Stored items:

►

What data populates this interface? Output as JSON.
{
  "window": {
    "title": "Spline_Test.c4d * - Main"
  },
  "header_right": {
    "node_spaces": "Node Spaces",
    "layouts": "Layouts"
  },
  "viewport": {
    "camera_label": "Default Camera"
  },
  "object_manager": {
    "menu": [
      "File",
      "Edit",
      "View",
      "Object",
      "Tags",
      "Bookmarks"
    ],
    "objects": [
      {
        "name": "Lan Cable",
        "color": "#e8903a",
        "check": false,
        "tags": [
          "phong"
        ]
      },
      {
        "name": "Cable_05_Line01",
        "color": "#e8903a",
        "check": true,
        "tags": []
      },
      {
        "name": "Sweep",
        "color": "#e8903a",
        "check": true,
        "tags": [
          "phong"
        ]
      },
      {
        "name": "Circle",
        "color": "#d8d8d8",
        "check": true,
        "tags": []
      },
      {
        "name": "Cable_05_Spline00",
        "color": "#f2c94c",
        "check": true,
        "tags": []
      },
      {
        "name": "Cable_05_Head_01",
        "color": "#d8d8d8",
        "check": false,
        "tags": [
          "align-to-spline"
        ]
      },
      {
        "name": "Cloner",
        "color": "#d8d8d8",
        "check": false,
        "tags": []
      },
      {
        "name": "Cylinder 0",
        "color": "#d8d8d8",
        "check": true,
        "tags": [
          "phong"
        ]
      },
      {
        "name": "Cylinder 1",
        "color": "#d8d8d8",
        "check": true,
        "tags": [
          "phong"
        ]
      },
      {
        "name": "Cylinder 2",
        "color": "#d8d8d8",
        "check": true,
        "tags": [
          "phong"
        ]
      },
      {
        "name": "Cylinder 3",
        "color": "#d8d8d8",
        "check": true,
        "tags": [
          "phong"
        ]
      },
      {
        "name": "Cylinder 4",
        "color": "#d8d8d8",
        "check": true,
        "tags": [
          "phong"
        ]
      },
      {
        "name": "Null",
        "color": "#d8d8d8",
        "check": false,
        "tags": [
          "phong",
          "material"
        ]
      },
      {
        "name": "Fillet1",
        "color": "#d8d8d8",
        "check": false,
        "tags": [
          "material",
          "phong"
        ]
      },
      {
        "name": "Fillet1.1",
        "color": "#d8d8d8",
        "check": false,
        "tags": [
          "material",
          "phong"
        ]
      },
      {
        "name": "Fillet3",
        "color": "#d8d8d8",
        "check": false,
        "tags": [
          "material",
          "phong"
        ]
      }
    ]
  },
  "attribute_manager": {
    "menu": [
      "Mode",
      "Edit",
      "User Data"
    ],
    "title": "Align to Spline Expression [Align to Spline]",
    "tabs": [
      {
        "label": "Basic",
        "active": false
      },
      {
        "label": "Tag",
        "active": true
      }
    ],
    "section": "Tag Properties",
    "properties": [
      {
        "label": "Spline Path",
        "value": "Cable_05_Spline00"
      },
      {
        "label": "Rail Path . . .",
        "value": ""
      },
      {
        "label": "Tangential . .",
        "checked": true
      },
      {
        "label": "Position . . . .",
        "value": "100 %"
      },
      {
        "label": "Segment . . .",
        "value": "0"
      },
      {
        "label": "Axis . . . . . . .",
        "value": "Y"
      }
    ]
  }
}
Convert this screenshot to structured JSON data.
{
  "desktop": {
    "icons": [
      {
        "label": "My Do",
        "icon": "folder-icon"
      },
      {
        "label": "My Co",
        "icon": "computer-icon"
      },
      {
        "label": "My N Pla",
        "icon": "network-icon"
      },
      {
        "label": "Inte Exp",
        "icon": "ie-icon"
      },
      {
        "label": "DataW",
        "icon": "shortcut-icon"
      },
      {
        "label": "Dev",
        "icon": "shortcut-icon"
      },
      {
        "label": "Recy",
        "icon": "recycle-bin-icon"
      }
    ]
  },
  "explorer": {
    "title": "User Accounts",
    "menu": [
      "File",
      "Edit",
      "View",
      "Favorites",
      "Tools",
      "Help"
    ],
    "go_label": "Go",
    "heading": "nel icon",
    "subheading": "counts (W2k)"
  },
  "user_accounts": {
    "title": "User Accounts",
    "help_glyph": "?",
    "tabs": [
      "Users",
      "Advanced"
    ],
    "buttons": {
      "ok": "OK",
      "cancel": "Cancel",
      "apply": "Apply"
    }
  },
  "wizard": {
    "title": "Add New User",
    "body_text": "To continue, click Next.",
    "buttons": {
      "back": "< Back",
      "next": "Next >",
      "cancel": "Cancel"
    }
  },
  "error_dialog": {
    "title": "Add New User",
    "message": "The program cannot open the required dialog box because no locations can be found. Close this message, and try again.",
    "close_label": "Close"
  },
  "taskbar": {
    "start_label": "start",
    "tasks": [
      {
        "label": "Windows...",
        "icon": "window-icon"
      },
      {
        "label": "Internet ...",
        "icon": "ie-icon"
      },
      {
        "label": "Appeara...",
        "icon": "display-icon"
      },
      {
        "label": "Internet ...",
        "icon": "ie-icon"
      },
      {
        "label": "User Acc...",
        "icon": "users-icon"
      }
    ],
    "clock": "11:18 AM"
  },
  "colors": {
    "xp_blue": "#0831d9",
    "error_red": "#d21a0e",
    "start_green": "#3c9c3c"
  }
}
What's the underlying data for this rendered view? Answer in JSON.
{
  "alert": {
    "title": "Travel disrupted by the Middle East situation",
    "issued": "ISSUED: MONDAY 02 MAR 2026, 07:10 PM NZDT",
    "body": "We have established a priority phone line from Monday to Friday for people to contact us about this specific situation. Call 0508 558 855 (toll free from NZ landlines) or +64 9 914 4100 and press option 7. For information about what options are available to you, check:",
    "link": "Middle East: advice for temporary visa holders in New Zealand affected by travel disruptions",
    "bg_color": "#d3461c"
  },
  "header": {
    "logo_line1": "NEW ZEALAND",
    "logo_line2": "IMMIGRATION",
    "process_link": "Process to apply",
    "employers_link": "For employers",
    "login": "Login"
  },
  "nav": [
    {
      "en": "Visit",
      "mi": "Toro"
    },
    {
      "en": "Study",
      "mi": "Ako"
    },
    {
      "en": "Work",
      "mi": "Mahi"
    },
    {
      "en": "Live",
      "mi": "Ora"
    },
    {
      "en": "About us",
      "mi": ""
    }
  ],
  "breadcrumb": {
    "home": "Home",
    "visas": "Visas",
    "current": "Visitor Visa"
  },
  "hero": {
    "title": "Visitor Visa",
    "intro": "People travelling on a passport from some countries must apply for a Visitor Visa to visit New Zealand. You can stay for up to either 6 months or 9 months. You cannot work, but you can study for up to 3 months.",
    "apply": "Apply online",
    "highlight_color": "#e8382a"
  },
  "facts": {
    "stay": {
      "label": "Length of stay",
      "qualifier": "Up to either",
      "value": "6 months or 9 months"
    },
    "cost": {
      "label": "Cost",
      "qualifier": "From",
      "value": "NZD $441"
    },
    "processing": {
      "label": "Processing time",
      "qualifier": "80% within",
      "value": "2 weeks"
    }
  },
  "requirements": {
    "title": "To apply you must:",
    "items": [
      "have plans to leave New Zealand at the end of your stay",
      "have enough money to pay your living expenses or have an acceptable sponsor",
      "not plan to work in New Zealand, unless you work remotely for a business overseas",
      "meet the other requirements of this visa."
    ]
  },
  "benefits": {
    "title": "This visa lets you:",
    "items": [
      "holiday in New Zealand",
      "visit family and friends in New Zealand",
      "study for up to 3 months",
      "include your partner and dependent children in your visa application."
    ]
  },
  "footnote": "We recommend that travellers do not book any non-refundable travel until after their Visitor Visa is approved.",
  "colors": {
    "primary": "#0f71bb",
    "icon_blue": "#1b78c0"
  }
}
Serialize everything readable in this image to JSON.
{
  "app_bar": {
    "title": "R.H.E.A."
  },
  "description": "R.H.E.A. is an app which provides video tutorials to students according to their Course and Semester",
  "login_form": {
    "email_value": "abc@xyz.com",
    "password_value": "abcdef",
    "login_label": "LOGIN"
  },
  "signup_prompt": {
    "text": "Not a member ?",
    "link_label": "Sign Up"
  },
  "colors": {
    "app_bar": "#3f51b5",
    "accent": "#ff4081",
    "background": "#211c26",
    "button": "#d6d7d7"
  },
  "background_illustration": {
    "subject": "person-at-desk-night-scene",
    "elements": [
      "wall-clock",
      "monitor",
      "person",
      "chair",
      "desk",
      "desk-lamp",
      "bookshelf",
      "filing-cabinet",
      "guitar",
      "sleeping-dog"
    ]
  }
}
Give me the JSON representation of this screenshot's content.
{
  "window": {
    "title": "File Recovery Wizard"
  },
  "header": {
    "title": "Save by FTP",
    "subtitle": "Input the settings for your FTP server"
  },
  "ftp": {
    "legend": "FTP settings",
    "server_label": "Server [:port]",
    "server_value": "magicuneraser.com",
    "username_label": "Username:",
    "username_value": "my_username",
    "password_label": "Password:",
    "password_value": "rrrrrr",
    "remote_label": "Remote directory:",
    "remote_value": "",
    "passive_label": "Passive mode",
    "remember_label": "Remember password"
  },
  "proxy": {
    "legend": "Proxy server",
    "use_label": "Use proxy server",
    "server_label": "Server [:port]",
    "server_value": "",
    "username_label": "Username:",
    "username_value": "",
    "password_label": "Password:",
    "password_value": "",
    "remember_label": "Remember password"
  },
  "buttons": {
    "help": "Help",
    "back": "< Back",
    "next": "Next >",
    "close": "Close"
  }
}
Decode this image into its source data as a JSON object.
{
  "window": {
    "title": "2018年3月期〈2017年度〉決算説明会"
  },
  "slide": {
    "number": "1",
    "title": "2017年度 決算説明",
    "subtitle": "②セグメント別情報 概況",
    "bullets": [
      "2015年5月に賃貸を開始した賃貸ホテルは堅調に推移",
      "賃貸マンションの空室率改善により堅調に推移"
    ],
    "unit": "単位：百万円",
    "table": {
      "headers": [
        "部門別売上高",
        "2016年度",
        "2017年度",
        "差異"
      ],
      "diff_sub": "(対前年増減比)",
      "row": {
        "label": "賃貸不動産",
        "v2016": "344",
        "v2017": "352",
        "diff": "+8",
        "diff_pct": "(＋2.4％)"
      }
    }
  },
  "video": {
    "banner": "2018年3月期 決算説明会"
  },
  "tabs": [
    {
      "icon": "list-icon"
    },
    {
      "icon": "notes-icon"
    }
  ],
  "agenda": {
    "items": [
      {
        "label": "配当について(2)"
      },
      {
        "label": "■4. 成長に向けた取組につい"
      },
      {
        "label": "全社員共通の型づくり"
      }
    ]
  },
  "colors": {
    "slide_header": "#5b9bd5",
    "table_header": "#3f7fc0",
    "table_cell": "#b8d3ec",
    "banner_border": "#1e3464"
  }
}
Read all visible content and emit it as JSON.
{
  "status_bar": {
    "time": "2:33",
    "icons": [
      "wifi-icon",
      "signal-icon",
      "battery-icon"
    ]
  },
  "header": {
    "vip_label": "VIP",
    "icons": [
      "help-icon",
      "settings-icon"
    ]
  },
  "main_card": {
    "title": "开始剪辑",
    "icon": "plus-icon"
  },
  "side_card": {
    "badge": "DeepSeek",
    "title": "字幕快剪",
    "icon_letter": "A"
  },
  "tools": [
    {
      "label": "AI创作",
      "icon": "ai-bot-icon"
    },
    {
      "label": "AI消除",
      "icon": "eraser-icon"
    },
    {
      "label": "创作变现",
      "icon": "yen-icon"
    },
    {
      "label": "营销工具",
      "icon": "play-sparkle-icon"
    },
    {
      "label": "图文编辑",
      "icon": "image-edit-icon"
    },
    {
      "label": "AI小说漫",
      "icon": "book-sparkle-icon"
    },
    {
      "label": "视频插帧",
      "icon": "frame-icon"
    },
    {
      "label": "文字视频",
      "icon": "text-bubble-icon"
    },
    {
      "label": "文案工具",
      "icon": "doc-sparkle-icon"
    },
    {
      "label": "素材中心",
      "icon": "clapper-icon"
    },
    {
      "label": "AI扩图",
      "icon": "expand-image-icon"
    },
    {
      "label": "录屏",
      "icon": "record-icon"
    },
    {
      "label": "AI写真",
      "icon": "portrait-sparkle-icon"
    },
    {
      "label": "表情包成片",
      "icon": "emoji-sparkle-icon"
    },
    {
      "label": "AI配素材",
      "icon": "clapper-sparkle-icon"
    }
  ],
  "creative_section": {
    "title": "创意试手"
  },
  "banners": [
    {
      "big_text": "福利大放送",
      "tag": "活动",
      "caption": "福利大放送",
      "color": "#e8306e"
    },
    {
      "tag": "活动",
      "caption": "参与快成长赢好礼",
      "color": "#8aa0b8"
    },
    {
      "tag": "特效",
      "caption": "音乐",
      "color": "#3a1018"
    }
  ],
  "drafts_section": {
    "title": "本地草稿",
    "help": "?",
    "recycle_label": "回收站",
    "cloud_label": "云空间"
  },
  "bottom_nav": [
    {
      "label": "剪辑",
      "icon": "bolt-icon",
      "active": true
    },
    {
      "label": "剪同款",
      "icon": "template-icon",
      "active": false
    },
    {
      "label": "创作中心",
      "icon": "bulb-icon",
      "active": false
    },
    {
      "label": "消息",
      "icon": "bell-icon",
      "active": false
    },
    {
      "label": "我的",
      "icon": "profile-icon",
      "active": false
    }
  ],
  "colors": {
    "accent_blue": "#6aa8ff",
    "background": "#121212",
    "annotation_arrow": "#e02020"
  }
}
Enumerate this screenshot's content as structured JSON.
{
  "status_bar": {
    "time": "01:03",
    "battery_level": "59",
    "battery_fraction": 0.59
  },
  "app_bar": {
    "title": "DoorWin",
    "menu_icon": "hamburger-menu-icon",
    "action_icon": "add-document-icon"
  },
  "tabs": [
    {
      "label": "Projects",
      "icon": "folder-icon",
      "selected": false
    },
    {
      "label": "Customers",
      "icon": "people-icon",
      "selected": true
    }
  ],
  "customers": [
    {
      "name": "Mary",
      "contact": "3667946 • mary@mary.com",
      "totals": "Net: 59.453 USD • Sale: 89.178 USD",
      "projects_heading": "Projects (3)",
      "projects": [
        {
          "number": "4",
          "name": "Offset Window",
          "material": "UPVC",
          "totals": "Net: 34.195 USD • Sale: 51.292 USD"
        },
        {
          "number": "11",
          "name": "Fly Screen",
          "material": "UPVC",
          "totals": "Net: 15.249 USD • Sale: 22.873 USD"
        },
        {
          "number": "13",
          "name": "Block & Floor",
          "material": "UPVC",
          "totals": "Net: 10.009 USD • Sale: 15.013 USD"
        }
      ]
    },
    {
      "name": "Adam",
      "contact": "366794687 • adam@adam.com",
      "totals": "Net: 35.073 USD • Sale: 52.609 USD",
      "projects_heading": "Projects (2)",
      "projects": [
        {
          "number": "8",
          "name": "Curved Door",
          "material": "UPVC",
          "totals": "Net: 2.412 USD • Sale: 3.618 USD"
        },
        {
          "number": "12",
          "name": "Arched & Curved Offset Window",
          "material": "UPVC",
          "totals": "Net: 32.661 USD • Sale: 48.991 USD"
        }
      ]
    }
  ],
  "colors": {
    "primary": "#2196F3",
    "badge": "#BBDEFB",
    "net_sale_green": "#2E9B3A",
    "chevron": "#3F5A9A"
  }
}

◄

◆ WHAT IS NEEDED ◆
In the records above, find each line with the word "cannot" and copy it.

◆ SOLUTION FOR THIS EXERCISE ◆
    "message": "The program cannot open the required dialog box because no locations can be found. Close this message, and try again.",
    "intro": "People travelling on a passport from some countries must apply for a Visitor Visa to visit New Zealand. You can stay for up to either 6 months or 9 months. You cannot work, but you can study for up to 3 months.",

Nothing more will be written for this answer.